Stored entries

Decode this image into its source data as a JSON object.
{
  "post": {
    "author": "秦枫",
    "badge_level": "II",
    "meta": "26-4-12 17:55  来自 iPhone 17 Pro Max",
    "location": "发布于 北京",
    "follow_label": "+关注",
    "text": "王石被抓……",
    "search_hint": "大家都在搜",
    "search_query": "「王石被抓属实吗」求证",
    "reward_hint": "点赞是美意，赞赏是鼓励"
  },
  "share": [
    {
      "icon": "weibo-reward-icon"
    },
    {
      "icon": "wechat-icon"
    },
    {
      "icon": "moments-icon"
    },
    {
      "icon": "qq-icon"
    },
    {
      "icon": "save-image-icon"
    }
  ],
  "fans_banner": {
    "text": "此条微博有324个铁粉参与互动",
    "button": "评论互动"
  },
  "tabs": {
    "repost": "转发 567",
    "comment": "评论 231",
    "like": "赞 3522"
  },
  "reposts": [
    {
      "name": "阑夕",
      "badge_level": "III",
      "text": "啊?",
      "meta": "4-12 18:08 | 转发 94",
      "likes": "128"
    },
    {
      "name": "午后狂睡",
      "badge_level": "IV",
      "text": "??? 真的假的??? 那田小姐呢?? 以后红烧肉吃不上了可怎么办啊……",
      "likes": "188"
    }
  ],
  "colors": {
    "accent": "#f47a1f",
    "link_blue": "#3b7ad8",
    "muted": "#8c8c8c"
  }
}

* [TASK GOAL]
Transcribe the whole listing exactly.

* [WRITTEN REPLY]
Decode this image into its source data as a JSON object.
{
  "post": {
    "author": "秦枫",
    "badge_level": "II",
    "meta": "26-4-12 17:55  来自 iPhone 17 Pro Max",
    "location": "发布于 北京",
    "follow_label": "+关注",
    "text": "王石被抓……",
    "search_hint": "大家都在搜",
    "search_query": "「王石被抓属实吗」求证",
    "reward_hint": "点赞是美意，赞赏是鼓励"
  },
  "share": [
    {
      "icon": "weibo-reward-icon"
    },
    {
      "icon": "wechat-icon"
    },
    {
      "icon": "moments-icon"
    },
    {
      "icon": "qq-icon"
    },
    {
      "icon": "save-image-icon"
    }
  ],
  "fans_banner": {
    "text": "此条微博有324个铁粉参与互动",
    "button": "评论互动"
  },
  "tabs": {
    "repost": "转发 567",
    "comment": "评论 231",
    "like": "赞 3522"
  },
  "reposts": [
    {
      "name": "阑夕",
      "badge_level": "III",
      "text": "啊?",
      "meta": "4-12 18:08 | 转发 94",
      "likes": "128"
    },
    {
      "name": "午后狂睡",
      "badge_level": "IV",
      "text": "??? 真的假的??? 那田小姐呢?? 以后红烧肉吃不上了可怎么办啊……",
      "likes": "188"
    }
  ],
  "colors": {
    "accent": "#f47a1f",
    "link_blue": "#3b7ad8",
    "muted": "#8c8c8c"
  }
}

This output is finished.